— START OF DATA ROWS —
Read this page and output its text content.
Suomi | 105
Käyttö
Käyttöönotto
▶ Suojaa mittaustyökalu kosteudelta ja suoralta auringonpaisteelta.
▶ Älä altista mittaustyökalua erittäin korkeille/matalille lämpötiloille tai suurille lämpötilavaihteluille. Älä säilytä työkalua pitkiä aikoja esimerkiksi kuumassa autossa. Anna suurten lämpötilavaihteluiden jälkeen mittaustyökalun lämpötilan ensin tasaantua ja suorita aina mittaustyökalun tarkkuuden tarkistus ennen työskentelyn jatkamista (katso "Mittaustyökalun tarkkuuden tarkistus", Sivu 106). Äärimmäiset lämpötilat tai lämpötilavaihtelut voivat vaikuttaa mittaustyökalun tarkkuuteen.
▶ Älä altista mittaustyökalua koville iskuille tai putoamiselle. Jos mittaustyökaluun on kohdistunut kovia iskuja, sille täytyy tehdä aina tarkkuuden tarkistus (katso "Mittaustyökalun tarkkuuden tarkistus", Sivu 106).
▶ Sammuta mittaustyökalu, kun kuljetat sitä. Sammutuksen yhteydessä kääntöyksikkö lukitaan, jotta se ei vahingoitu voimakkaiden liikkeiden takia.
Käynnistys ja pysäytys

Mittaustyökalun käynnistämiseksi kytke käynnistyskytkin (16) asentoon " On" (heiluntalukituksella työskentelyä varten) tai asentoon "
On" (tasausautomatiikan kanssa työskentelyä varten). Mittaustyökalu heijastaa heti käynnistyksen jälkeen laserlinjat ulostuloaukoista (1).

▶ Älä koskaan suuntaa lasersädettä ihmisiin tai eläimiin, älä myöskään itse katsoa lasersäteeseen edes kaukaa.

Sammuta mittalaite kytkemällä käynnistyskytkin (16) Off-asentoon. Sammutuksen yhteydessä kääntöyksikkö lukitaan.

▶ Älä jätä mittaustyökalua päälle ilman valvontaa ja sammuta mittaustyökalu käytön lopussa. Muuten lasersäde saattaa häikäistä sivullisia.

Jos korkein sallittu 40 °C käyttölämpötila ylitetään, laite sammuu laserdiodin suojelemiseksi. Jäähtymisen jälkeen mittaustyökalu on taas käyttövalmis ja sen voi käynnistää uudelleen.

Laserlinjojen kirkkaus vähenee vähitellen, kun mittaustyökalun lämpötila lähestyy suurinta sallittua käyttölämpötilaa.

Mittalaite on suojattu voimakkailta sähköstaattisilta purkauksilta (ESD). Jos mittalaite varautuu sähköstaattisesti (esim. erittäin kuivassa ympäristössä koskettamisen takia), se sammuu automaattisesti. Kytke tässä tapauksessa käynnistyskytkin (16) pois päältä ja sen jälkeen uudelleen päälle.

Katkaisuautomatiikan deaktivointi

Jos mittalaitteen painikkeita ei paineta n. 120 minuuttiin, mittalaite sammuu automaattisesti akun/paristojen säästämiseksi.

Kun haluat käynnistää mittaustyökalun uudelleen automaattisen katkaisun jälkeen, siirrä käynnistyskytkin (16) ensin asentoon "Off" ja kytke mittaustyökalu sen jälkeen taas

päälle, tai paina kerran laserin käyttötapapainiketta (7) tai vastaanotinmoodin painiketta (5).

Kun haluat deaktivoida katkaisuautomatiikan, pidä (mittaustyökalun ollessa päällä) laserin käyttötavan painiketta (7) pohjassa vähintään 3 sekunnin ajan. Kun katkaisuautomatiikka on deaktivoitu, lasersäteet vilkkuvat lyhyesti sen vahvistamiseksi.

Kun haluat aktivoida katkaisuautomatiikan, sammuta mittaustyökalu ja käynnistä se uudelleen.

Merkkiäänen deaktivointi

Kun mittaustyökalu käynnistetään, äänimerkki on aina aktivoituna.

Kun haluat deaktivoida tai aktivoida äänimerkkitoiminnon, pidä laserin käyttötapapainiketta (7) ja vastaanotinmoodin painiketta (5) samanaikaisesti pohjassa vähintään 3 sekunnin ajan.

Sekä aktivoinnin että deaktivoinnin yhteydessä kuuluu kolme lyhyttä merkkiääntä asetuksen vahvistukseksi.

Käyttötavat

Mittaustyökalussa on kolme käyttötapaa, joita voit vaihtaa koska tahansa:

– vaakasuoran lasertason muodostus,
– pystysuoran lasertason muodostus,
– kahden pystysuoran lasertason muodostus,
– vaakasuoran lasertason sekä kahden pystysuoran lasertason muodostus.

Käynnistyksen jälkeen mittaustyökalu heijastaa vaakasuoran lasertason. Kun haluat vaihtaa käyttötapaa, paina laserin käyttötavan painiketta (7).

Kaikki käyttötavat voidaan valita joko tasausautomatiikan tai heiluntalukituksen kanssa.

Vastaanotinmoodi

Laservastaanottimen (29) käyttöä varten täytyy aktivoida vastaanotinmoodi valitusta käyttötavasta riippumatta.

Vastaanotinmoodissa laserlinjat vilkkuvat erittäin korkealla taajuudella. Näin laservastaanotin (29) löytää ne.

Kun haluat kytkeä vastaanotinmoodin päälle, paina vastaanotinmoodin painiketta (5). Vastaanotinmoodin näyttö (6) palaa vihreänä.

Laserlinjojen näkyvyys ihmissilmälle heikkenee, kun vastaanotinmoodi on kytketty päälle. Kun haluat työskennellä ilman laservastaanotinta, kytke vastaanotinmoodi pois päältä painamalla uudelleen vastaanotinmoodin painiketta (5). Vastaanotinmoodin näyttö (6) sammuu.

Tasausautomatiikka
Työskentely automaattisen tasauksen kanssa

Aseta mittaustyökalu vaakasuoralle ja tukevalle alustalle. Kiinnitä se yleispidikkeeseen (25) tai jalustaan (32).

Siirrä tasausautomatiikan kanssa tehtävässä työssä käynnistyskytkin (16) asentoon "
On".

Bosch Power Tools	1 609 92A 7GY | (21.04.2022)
— END OF DATA ROWS —
— START OF DATA ROWS —
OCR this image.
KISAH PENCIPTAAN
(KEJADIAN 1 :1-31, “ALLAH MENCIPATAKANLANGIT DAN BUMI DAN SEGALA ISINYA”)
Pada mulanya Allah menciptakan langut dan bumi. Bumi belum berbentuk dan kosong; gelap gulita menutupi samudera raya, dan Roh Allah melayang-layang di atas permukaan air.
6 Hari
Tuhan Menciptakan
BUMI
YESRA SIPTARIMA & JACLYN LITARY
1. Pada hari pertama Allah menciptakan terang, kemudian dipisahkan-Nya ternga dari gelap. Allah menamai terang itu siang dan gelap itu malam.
— END OF DATA ROWS —
Say how many lines of the listing above contain "asentoon", with no other words.

4